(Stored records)

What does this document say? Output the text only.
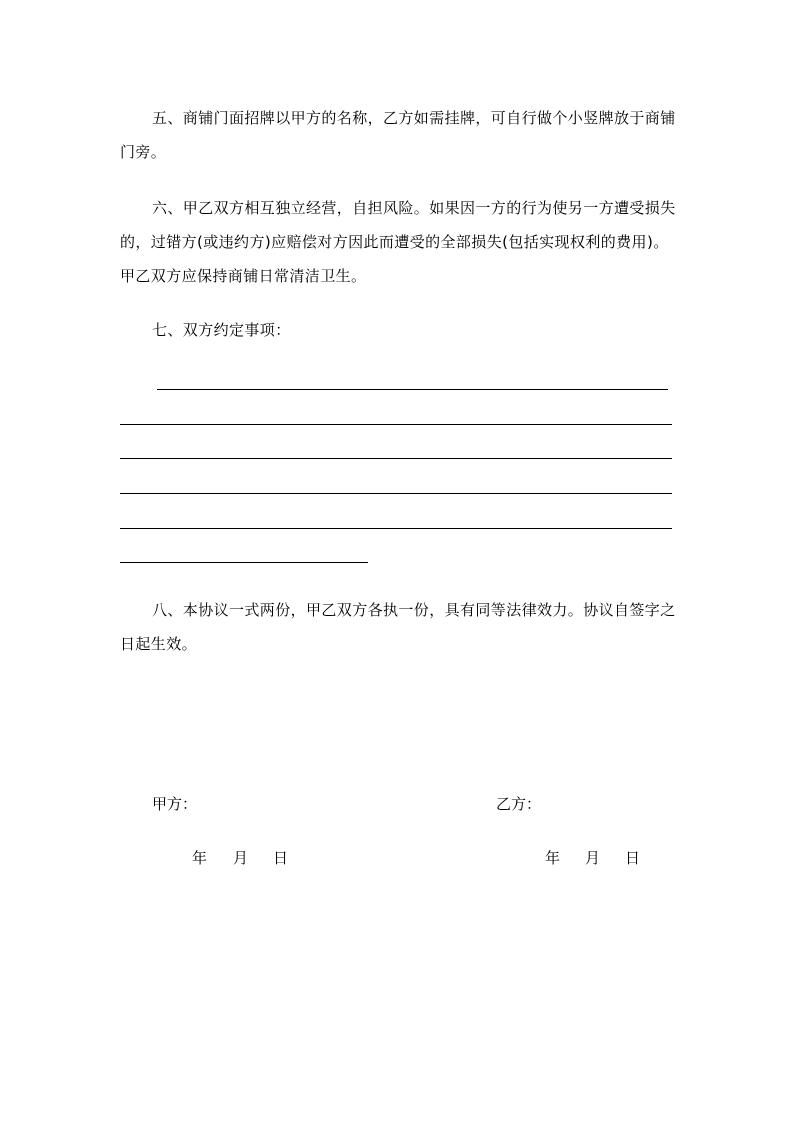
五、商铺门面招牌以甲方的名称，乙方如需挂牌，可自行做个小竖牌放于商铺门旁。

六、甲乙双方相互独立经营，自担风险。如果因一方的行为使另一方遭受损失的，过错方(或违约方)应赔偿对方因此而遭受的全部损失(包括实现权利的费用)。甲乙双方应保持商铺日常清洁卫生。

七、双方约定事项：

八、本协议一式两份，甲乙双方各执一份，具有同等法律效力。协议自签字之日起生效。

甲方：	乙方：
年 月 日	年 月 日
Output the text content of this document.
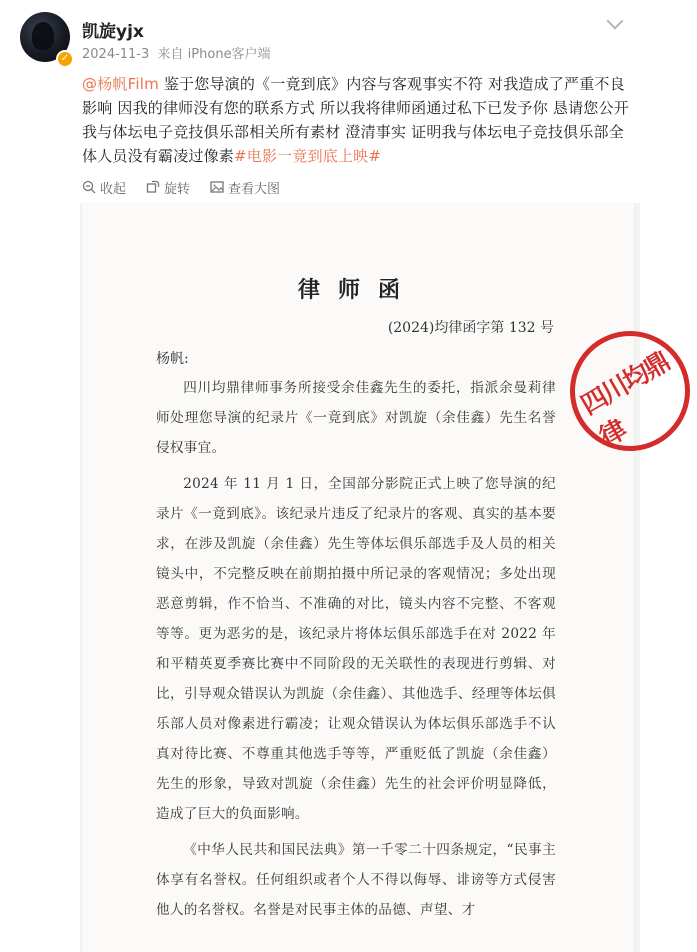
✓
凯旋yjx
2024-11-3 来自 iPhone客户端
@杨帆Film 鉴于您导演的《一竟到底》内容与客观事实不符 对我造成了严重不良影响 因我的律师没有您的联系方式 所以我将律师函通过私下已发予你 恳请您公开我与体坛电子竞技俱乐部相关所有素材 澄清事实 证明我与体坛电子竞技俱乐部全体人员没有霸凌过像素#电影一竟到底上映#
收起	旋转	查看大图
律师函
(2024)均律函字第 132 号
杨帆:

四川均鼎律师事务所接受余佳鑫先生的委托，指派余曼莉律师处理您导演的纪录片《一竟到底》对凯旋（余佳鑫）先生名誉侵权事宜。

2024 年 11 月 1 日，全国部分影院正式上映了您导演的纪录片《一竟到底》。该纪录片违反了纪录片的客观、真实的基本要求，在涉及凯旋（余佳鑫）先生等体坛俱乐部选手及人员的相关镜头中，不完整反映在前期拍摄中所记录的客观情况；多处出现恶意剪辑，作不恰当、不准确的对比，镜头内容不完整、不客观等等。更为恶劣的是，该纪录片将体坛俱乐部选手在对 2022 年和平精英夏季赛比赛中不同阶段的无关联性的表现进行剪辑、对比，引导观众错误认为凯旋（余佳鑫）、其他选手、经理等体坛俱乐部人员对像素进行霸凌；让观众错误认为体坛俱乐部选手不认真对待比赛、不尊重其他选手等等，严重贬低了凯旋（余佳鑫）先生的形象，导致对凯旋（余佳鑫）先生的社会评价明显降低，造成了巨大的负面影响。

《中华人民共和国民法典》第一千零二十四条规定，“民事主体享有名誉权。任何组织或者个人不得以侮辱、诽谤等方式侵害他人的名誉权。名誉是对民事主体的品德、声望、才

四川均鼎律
---
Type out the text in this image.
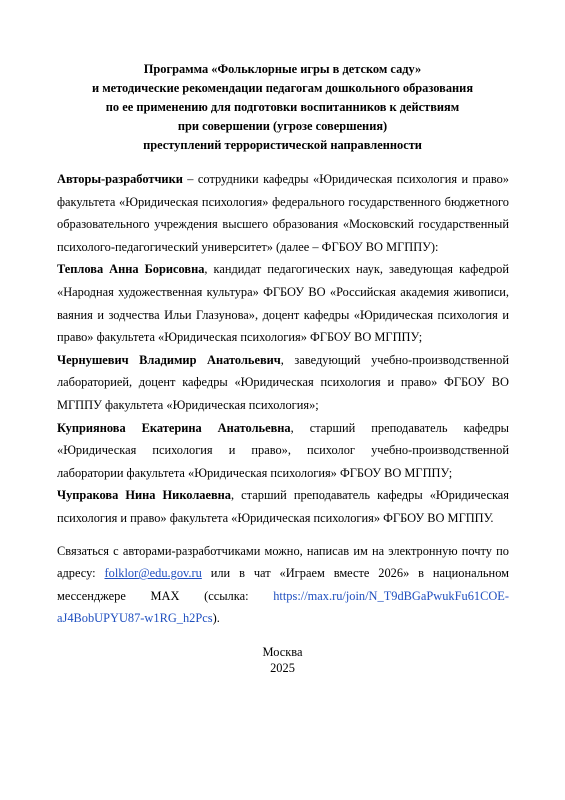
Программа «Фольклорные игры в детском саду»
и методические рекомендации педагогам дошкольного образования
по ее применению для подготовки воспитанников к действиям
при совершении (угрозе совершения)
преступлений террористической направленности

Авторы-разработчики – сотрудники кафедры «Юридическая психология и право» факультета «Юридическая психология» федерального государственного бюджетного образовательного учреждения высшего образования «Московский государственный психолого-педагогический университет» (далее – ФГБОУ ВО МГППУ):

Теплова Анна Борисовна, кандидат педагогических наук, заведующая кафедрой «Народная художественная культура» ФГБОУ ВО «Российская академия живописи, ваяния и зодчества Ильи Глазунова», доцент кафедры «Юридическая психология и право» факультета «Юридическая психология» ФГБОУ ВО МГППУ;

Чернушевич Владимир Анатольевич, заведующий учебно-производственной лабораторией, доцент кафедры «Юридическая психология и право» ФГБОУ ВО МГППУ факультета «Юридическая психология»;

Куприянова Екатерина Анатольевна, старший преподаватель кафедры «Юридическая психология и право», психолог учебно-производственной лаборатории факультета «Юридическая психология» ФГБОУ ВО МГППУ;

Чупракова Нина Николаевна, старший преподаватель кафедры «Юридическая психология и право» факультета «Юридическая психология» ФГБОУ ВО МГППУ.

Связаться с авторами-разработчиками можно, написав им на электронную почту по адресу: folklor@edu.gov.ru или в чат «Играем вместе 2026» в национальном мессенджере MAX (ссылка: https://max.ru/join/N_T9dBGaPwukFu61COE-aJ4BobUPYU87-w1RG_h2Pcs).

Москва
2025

▶ [WHAT THE TASK REQUIRES] Pick out every line holding the string "старший" and return it.

▶ [WRITTEN ANSWER]
Куприянова Екатерина Анатольевна, старший преподаватель кафедры «Юридическая психология и право», психолог учебно-производственной лаборатории факультета «Юридическая психология» ФГБОУ ВО МГППУ;
Чупракова Нина Николаевна, старший преподаватель кафедры «Юридическая психология и право» факультета «Юридическая психология» ФГБОУ ВО МГППУ.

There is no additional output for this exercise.